§ **Short exercise**:
Only the pictures stay out; every record is to be quoted exactly.

§ **Extracted material**:
* * * * *
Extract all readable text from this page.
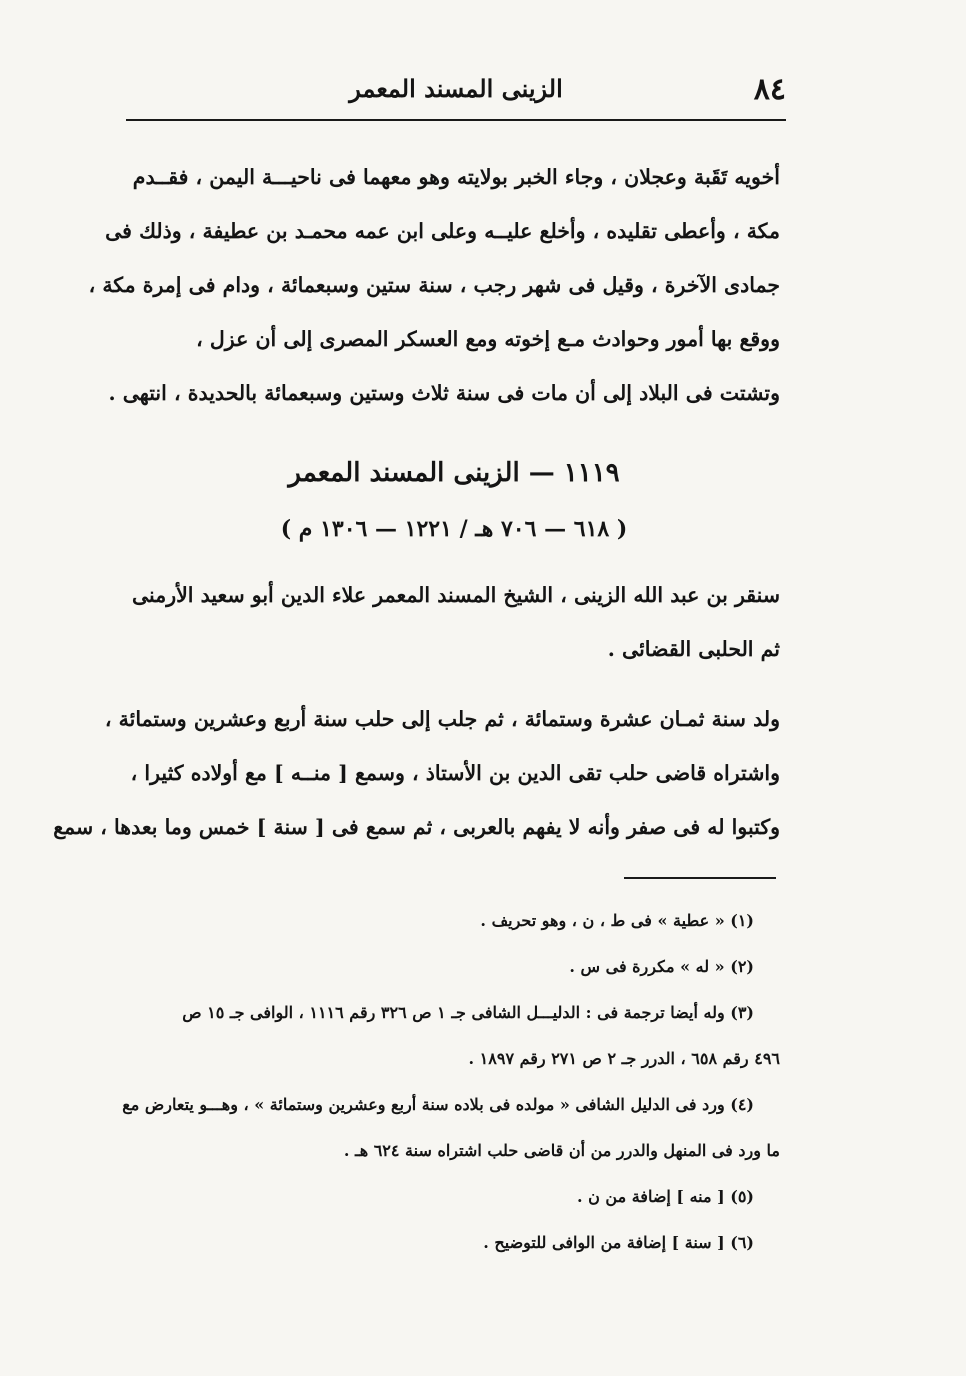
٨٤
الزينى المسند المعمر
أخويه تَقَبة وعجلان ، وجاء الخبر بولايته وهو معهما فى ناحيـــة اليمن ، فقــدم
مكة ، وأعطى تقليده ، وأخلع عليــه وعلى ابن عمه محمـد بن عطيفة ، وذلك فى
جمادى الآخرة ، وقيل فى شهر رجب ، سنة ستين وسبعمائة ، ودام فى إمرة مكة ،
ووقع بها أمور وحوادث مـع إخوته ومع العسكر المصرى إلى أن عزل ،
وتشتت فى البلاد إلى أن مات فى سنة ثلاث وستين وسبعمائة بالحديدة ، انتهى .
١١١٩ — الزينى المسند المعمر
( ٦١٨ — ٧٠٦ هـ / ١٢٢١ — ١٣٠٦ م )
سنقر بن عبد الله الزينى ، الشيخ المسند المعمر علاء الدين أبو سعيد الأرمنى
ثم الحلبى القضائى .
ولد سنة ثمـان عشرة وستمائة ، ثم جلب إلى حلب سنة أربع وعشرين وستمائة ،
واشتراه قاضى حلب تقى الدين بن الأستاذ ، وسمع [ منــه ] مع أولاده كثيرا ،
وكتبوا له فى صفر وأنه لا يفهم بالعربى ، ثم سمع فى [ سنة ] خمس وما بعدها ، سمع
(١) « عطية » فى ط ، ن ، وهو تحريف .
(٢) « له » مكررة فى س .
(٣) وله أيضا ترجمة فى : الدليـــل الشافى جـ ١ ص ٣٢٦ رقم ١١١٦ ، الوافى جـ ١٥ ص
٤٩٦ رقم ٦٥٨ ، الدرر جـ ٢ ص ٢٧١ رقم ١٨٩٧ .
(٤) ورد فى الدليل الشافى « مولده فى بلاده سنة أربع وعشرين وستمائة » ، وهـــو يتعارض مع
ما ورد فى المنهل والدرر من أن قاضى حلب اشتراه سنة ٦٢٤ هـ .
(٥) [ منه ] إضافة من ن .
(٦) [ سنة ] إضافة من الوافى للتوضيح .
* * * * *
§ **Final answer**:
Extract all readable text from this page.
٨٤
الزينى المسند المعمر
أخويه تَقَبة وعجلان ، وجاء الخبر بولايته وهو معهما فى ناحيـــة اليمن ، فقــدم
مكة ، وأعطى تقليده ، وأخلع عليــه وعلى ابن عمه محمـد بن عطيفة ، وذلك فى
جمادى الآخرة ، وقيل فى شهر رجب ، سنة ستين وسبعمائة ، ودام فى إمرة مكة ،
ووقع بها أمور وحوادث مـع إخوته ومع العسكر المصرى إلى أن عزل ،
وتشتت فى البلاد إلى أن مات فى سنة ثلاث وستين وسبعمائة بالحديدة ، انتهى .
١١١٩ — الزينى المسند المعمر
( ٦١٨ — ٧٠٦ هـ / ١٢٢١ — ١٣٠٦ م )
سنقر بن عبد الله الزينى ، الشيخ المسند المعمر علاء الدين أبو سعيد الأرمنى
ثم الحلبى القضائى .
ولد سنة ثمـان عشرة وستمائة ، ثم جلب إلى حلب سنة أربع وعشرين وستمائة ،
واشتراه قاضى حلب تقى الدين بن الأستاذ ، وسمع [ منــه ] مع أولاده كثيرا ،
وكتبوا له فى صفر وأنه لا يفهم بالعربى ، ثم سمع فى [ سنة ] خمس وما بعدها ، سمع
(١) « عطية » فى ط ، ن ، وهو تحريف .
(٢) « له » مكررة فى س .
(٣) وله أيضا ترجمة فى : الدليـــل الشافى جـ ١ ص ٣٢٦ رقم ١١١٦ ، الوافى جـ ١٥ ص
٤٩٦ رقم ٦٥٨ ، الدرر جـ ٢ ص ٢٧١ رقم ١٨٩٧ .
(٤) ورد فى الدليل الشافى « مولده فى بلاده سنة أربع وعشرين وستمائة » ، وهـــو يتعارض مع
ما ورد فى المنهل والدرر من أن قاضى حلب اشتراه سنة ٦٢٤ هـ .
(٥) [ منه ] إضافة من ن .
(٦) [ سنة ] إضافة من الوافى للتوضيح .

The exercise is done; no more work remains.